### Problem requirements
Starting at the beginning of the records and ending at the line that contains "dropdown-option[interactable]: Property taxes", change every "credit-input" to "credit-field" and give those lines back with nothing else altered.

>>>

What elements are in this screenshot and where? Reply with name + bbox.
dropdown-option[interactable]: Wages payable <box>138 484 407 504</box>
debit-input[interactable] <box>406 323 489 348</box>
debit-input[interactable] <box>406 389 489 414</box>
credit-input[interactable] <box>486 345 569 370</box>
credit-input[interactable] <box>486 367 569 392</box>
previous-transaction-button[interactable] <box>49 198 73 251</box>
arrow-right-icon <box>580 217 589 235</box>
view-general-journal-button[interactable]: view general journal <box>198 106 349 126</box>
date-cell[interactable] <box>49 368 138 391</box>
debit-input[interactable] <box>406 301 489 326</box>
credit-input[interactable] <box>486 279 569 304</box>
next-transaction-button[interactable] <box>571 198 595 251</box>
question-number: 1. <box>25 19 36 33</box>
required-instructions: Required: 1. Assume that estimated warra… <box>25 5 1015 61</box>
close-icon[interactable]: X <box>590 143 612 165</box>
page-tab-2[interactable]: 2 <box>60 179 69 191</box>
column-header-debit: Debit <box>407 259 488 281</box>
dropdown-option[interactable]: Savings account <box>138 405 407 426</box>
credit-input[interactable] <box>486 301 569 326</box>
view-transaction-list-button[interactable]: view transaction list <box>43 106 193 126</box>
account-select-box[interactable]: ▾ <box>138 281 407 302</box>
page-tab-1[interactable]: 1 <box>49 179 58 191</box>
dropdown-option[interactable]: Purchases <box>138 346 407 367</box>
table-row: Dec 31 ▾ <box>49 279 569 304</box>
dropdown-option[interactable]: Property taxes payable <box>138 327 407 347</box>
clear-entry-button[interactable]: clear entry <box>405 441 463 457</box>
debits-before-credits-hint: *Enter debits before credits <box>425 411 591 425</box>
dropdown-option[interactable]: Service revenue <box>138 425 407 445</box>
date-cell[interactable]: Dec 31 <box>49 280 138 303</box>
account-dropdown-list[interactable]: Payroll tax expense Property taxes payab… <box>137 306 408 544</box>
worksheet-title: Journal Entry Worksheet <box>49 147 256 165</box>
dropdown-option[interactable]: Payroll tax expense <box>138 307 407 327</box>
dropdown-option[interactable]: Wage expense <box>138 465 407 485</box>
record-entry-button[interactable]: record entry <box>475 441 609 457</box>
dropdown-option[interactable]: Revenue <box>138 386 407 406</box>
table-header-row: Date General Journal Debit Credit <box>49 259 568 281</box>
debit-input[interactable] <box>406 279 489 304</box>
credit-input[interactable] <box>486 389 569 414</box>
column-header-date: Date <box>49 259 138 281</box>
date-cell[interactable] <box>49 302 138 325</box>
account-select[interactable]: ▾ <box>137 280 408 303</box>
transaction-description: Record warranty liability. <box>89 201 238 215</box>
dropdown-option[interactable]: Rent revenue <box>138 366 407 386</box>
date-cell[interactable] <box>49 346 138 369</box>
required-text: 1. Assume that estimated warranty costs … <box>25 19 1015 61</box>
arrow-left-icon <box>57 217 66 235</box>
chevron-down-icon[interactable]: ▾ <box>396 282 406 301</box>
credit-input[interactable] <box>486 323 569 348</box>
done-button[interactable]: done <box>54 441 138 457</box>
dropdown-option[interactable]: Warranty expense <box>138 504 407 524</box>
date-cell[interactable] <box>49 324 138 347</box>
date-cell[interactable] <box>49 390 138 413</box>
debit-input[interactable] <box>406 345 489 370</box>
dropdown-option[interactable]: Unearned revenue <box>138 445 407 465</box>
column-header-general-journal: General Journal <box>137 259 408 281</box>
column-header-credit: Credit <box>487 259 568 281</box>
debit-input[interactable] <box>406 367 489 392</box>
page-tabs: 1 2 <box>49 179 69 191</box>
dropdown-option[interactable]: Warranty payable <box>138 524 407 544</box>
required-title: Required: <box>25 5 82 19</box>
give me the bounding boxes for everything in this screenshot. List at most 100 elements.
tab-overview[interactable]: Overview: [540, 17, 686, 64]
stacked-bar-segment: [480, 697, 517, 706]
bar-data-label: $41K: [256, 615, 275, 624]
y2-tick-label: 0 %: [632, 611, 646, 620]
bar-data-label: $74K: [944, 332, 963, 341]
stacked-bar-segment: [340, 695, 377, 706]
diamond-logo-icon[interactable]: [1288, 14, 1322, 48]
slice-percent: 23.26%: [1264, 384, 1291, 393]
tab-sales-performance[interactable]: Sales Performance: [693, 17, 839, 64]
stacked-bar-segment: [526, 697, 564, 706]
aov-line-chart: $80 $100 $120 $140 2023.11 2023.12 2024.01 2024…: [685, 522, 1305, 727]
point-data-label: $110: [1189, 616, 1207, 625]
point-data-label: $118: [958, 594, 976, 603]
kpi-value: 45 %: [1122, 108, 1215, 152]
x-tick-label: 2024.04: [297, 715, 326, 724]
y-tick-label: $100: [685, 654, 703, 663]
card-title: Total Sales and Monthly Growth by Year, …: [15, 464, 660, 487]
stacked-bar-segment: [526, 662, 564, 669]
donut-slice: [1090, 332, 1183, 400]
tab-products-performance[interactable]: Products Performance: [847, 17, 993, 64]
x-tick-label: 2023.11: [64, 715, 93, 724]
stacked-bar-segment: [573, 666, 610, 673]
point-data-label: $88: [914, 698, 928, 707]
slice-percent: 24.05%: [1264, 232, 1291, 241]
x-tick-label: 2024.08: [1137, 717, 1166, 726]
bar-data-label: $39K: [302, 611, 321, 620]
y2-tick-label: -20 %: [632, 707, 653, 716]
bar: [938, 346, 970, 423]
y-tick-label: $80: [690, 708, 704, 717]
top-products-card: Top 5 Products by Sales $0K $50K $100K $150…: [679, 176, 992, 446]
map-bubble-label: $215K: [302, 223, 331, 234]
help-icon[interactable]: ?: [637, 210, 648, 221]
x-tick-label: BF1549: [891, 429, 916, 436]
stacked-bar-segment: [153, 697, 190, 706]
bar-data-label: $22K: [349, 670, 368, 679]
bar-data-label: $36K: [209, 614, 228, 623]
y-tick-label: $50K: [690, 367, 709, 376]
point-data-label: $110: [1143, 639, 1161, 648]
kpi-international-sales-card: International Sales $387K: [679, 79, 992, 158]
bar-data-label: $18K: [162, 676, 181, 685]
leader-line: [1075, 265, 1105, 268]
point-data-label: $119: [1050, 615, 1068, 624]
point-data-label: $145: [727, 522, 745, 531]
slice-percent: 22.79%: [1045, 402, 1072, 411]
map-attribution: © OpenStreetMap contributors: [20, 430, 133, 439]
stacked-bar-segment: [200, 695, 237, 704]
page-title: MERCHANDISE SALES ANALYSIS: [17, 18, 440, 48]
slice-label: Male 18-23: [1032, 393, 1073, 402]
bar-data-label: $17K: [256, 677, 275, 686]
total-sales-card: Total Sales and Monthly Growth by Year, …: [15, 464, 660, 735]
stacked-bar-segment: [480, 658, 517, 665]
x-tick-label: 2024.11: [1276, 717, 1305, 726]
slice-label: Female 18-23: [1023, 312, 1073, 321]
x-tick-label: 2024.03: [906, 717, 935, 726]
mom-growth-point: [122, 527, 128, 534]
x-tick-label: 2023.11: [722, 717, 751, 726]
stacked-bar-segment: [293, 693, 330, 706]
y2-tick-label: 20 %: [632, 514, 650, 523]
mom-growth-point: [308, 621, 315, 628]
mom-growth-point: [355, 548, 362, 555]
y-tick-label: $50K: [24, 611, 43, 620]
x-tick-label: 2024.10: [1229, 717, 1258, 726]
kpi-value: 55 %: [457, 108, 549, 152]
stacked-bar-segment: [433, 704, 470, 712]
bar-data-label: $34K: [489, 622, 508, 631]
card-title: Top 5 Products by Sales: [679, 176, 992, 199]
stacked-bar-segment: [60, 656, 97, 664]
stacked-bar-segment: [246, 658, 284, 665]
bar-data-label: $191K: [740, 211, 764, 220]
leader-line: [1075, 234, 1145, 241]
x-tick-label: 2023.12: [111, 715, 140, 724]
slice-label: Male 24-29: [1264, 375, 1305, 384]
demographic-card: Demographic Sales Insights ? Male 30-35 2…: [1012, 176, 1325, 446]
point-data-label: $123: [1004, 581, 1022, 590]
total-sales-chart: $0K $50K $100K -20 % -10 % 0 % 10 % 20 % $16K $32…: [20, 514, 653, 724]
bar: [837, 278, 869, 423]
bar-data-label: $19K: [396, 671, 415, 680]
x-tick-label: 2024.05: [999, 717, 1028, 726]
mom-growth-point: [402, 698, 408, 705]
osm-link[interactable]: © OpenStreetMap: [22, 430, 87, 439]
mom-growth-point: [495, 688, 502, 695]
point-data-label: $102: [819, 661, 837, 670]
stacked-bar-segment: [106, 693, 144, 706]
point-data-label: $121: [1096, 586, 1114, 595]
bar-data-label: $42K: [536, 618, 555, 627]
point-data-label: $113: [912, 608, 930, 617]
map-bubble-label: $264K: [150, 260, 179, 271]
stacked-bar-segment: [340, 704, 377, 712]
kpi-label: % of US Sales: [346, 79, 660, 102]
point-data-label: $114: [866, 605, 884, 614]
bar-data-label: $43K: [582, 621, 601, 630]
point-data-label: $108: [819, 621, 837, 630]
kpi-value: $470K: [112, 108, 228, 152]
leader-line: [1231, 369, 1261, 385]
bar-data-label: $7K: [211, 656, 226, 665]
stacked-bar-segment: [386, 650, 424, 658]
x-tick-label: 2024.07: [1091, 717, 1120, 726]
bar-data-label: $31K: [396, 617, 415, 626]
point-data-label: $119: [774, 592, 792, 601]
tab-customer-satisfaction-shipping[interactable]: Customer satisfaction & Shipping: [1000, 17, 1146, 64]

<<<

### Result of this task
What elements are in this screenshot and where? Reply with name + bbox.
dropdown-option[interactable]: Wages payable <box>138 484 407 504</box>
debit-input[interactable] <box>406 323 489 348</box>
debit-input[interactable] <box>406 389 489 414</box>
credit-field[interactable] <box>486 345 569 370</box>
credit-field[interactable] <box>486 367 569 392</box>
previous-transaction-button[interactable] <box>49 198 73 251</box>
arrow-right-icon <box>580 217 589 235</box>
view-general-journal-button[interactable]: view general journal <box>198 106 349 126</box>
date-cell[interactable] <box>49 368 138 391</box>
debit-input[interactable] <box>406 301 489 326</box>
credit-field[interactable] <box>486 279 569 304</box>
next-transaction-button[interactable] <box>571 198 595 251</box>
question-number: 1. <box>25 19 36 33</box>
required-instructions: Required: 1. Assume that estimated warra… <box>25 5 1015 61</box>
close-icon[interactable]: X <box>590 143 612 165</box>
page-tab-2[interactable]: 2 <box>60 179 69 191</box>
column-header-debit: Debit <box>407 259 488 281</box>
dropdown-option[interactable]: Savings account <box>138 405 407 426</box>
credit-field[interactable] <box>486 301 569 326</box>
view-transaction-list-button[interactable]: view transaction list <box>43 106 193 126</box>
account-select-box[interactable]: ▾ <box>138 281 407 302</box>
page-tab-1[interactable]: 1 <box>49 179 58 191</box>
dropdown-option[interactable]: Purchases <box>138 346 407 367</box>
table-row: Dec 31 ▾ <box>49 279 569 304</box>
dropdown-option[interactable]: Property taxes payable <box>138 327 407 347</box>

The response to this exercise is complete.